* begin Source data *

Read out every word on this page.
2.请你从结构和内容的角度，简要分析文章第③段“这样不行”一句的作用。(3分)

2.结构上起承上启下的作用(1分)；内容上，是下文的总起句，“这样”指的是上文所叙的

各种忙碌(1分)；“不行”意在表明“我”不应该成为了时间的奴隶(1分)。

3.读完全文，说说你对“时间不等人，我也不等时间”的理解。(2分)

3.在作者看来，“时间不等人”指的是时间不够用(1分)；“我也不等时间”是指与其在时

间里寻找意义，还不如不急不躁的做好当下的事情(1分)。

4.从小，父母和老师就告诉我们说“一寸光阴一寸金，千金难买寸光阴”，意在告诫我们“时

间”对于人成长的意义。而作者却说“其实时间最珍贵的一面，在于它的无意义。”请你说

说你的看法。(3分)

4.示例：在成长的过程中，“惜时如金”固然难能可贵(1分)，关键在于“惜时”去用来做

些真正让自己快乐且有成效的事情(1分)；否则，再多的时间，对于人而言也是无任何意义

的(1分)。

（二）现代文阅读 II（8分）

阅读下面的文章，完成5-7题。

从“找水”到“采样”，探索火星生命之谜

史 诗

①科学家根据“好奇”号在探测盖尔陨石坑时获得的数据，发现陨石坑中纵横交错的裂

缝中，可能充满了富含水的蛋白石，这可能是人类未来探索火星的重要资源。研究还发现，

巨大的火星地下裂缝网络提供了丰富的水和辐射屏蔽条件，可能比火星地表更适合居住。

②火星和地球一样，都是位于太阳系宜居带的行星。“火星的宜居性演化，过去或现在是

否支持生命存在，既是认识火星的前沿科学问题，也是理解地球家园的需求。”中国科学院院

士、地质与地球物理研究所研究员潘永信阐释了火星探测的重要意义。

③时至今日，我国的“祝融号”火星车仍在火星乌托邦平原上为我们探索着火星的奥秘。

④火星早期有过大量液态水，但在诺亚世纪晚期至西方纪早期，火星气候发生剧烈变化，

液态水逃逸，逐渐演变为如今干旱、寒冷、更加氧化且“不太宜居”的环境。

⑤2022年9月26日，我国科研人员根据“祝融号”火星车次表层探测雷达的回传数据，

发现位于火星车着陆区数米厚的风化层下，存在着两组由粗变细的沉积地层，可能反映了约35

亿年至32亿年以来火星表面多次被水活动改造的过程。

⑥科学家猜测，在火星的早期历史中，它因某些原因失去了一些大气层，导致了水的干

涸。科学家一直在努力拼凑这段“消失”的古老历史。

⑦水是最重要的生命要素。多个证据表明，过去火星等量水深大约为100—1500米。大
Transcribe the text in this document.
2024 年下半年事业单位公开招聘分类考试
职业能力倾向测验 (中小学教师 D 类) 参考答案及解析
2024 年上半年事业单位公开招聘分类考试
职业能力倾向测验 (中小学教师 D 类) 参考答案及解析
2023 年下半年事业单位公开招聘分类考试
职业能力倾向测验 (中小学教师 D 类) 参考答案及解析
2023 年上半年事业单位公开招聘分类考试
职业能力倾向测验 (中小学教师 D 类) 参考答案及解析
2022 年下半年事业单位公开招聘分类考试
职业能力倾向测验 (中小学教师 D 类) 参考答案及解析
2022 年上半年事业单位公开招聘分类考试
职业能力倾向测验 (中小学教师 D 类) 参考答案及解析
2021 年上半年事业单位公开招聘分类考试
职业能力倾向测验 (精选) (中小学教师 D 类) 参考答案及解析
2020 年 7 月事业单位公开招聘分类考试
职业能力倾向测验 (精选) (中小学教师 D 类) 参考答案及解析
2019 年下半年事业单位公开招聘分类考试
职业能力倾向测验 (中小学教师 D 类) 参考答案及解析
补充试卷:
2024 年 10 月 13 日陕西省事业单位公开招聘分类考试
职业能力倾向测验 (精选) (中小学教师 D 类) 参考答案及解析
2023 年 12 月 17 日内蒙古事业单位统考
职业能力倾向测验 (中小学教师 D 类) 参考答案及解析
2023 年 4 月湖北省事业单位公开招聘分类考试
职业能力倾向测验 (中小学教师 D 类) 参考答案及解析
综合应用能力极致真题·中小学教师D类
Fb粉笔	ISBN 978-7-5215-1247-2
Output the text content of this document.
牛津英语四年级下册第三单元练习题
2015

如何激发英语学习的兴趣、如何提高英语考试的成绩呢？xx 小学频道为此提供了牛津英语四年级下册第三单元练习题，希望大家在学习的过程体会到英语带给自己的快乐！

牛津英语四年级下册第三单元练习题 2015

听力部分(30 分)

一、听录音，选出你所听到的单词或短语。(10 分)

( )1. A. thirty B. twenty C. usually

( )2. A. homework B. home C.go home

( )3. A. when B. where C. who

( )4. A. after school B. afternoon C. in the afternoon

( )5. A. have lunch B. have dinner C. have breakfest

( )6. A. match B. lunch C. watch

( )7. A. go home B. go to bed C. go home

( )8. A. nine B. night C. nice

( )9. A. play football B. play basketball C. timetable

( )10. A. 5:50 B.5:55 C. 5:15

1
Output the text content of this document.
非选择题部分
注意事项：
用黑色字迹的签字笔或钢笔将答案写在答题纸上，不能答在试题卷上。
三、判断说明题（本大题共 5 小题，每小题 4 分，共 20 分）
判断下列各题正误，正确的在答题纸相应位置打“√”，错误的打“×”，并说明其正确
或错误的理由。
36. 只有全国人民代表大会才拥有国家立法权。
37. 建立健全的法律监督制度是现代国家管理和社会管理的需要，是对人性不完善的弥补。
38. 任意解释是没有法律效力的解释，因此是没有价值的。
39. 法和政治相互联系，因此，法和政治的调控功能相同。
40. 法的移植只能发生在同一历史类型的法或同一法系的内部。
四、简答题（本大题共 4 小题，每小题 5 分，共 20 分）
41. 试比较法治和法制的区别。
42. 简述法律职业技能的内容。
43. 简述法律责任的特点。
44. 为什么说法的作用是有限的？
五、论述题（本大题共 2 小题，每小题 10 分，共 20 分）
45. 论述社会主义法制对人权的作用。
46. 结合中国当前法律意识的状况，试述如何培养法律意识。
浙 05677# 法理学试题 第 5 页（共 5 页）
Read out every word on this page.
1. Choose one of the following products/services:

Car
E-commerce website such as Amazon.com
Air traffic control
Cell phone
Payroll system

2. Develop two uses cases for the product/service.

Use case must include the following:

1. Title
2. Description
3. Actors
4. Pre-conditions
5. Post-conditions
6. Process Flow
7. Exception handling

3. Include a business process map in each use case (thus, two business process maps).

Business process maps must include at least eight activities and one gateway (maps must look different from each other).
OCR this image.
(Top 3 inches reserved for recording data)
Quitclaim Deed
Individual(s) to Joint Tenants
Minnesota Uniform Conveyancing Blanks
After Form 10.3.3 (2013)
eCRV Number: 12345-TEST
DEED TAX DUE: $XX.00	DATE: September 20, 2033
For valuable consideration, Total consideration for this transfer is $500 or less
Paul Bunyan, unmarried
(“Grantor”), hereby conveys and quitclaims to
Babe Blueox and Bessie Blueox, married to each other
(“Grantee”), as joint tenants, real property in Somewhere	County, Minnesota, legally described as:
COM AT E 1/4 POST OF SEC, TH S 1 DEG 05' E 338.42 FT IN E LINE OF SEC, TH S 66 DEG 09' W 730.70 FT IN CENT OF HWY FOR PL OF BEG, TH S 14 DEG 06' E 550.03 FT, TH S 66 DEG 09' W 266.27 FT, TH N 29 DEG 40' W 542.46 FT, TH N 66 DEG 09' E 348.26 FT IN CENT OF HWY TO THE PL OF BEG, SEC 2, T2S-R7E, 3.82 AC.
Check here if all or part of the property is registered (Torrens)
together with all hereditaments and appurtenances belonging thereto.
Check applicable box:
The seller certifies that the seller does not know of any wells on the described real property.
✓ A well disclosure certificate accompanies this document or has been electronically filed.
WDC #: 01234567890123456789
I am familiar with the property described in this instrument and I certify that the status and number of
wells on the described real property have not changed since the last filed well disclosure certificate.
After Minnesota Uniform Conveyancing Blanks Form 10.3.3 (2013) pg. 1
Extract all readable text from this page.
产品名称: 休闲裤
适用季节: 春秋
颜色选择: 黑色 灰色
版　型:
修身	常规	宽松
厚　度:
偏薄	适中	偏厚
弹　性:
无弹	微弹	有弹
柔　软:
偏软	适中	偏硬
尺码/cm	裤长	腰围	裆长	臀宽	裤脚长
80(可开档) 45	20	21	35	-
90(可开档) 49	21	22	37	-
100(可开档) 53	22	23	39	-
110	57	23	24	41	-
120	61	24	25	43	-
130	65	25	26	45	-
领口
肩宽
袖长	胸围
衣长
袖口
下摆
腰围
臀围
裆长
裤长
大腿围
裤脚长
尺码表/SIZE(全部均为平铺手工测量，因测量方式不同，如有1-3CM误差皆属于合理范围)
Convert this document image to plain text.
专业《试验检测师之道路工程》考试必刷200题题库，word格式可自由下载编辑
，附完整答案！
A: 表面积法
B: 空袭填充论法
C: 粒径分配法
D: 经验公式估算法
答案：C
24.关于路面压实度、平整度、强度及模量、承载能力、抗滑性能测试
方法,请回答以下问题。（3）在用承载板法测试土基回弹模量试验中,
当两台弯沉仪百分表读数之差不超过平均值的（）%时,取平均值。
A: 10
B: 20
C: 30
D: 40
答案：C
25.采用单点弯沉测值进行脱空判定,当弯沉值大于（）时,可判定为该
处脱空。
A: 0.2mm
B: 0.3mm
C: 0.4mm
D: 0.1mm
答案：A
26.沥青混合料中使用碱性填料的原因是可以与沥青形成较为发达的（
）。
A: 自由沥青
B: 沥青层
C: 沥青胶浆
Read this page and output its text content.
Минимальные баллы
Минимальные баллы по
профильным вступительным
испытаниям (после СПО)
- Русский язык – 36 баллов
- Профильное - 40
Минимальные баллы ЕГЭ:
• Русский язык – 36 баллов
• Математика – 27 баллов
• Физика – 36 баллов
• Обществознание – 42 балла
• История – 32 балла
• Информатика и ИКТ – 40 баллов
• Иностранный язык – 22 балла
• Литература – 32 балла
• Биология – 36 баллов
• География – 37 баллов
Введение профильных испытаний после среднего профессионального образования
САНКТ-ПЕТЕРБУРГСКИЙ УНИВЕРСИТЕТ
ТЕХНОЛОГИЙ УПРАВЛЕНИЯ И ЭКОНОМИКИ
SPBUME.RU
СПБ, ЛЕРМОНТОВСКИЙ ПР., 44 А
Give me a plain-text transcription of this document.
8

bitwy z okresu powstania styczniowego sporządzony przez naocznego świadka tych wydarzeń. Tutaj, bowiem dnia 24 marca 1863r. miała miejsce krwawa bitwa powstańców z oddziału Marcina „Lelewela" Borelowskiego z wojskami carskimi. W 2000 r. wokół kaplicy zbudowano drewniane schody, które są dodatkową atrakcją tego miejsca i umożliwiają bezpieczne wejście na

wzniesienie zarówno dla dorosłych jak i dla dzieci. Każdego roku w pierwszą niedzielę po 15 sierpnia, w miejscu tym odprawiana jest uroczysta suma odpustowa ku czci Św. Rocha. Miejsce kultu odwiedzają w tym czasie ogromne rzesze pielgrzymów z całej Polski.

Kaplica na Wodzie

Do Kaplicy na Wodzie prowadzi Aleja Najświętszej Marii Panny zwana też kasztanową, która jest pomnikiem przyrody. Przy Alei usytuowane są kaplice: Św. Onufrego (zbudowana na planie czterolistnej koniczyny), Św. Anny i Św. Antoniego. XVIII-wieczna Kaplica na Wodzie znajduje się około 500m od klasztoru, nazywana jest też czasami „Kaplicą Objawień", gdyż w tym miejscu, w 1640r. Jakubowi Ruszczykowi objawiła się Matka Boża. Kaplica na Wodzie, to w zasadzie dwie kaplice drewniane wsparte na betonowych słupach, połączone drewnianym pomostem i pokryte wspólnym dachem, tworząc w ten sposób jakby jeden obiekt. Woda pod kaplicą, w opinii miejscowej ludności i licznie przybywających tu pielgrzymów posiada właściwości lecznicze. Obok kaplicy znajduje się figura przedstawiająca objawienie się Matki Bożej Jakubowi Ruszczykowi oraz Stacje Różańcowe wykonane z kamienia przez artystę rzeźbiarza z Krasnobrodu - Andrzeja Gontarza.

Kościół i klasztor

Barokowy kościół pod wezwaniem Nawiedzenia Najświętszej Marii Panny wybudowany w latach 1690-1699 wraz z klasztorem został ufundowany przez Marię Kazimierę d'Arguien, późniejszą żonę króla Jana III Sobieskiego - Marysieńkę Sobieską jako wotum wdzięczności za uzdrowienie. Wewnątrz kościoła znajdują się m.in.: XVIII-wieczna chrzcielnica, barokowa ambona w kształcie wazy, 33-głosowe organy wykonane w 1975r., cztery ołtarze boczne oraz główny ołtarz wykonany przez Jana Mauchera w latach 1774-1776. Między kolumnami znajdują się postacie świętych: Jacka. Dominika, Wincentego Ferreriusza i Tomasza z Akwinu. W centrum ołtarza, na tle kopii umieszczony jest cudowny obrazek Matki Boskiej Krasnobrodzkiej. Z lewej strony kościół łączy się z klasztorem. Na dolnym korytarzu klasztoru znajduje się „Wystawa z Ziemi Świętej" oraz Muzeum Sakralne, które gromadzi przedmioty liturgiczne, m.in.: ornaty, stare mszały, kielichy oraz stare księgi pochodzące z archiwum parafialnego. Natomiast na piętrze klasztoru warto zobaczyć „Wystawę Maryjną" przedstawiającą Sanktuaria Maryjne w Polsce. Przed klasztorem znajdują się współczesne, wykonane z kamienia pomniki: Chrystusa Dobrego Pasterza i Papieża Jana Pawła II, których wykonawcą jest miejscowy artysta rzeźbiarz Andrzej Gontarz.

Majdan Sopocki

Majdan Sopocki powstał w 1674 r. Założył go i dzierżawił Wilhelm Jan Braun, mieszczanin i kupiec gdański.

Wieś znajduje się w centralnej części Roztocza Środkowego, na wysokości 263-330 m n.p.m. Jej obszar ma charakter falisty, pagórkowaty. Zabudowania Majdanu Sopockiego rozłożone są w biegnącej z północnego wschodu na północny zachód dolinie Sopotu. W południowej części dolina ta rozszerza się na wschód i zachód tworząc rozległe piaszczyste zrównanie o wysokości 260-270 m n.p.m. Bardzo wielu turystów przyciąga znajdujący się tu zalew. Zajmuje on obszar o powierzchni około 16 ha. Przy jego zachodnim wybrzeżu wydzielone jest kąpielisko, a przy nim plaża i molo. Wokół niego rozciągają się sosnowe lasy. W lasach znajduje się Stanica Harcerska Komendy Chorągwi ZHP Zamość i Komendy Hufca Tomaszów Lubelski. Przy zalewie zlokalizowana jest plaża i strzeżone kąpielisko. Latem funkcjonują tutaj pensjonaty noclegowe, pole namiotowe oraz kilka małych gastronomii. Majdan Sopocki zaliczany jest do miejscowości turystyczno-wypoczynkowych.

* end Source data *

Objective - Find the word "certificate" in the entries above and gather every line that holds it.

Answer below -
✓ A well disclosure certificate accompanies this document or has been electronically filed.
wells on the described real property have not changed since the last filed well disclosure certificate.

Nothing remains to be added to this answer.